> PARTS OF THE EXERCISE
(a) According to the passage on caddis-worm cases, to whom were the cases and their larvae submitted?
(b) Pick up the passage on caddis-worm cases after its final sentence and carry it forward.

Connected with the perfect forms

A. Lintner, « The insects and other animal forms of Caledonia Creek, N.Y. », Albany (N. Y.) Documents of the Assembly of the State of New York, vol. 6 n° 81-141, 1879, p. 76.

The moses contained a large number of the cases of caddis-worms- Neuropterous insects of the family of Phryganidae. A reference to these cases and their occupant will be made here after.

So few of these insects have been reared from their larvae, that it is scarcely possible to identity a species from the examination of its case or its larva- not that they do not afford reliable specific features, but simply because these features have not been connected with the perfect forms. Had this been done, the caddis-case would, in all probability, indicate its imago as readily as does the cocoon its moth, or the gall its gall-fly.

The cases contained in the moss were apparently of only two forms. These, together with the larvae taken from them, were submitted to Dr. Hagen, of the Museum of Comparative Zoölogy, at Cambridge, Mass.- our highest authority in the Neuroptera.

> GIVEN INFORMATION
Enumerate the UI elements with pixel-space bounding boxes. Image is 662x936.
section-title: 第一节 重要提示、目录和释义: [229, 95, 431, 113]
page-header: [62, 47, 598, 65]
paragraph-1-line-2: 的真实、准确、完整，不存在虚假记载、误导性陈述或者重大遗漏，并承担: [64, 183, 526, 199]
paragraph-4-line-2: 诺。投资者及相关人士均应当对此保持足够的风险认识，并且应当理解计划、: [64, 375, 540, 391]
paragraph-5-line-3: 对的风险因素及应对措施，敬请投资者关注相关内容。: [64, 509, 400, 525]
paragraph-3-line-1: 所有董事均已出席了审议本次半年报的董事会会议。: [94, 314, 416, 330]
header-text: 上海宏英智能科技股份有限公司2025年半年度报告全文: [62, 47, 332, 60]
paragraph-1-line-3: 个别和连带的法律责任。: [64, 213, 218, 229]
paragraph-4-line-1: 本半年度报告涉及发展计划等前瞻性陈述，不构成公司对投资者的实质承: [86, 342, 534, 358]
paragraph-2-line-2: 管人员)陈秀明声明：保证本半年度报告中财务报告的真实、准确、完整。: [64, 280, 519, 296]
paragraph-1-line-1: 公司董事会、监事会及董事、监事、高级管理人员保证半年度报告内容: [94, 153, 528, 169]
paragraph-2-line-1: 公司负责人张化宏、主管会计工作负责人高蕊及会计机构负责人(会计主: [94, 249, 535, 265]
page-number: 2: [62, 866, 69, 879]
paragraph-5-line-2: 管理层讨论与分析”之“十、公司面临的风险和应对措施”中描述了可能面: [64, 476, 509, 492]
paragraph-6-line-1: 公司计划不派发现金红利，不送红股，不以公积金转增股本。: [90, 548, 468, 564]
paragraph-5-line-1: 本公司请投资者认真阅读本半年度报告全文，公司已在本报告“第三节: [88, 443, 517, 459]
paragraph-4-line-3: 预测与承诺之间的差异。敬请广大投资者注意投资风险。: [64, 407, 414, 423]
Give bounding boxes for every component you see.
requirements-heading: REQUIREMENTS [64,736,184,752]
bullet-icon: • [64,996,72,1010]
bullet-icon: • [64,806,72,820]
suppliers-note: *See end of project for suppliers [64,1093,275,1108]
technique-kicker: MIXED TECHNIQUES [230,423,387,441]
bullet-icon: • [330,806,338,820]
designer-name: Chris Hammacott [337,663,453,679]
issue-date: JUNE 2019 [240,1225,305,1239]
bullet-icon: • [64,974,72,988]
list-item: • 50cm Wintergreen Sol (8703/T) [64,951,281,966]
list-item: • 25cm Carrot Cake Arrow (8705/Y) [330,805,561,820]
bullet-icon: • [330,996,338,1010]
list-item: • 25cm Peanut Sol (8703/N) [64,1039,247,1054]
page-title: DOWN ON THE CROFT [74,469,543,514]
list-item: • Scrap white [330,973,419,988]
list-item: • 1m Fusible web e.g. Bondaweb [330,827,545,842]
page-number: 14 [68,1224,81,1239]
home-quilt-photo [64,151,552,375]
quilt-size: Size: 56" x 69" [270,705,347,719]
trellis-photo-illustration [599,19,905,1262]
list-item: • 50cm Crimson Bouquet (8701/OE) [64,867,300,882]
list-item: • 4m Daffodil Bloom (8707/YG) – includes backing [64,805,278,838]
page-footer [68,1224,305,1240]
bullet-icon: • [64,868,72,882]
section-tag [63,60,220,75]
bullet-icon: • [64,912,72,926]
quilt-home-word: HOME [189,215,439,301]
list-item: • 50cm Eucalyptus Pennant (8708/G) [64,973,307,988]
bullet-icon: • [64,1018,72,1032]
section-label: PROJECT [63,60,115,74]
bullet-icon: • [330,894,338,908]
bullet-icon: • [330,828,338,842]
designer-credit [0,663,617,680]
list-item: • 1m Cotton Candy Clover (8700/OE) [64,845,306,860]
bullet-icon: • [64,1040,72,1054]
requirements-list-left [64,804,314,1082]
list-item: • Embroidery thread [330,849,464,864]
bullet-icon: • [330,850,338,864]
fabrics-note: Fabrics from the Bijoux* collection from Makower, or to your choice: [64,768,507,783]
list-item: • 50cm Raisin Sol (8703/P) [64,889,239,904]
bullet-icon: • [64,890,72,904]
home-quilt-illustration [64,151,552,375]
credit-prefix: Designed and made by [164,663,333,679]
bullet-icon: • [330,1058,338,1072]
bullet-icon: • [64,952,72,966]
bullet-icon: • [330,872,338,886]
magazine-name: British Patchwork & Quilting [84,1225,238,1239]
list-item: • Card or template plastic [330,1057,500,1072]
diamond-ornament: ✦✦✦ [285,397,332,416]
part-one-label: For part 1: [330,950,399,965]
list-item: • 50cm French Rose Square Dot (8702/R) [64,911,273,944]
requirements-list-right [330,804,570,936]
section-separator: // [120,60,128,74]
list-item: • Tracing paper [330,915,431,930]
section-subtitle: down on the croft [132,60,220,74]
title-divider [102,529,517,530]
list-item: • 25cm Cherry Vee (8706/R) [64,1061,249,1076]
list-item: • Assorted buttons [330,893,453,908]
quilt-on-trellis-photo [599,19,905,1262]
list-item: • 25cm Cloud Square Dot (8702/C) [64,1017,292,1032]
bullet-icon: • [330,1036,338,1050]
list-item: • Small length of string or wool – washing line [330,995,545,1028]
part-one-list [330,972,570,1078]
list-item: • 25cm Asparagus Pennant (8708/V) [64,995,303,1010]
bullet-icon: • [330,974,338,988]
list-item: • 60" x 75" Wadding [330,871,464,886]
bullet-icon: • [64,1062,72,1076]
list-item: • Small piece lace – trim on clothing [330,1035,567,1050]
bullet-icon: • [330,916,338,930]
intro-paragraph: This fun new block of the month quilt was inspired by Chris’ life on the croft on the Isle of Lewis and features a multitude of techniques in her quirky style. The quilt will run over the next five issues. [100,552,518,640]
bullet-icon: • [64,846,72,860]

> ANSWERS GIVEN
(a) Dr. Hagen, of the Museum of Comparative Zoölogy, at Cambridge, Mass.

(b)
One of these forms, composed of bits of wood and bark cemented together, and represented in fig. 7 of plate 5, was found by Dr. Hagen to belong to the Limnophilidae– a family comprising the two great genera of Limnophilus and Hallesus. The larva had not been seen by him before, and could, therefore, from its general characters, only be referrred with doubt to Hallesus.

The other form, consisting of small pieces of stone united in a somewhat flattened cylindrical case, was referred to the Sericostomidae, and might possibly be that of Dasystoma numerosum; but the larvae of these groups are so imperfectly know, that nothing definite could be affirmed of this case.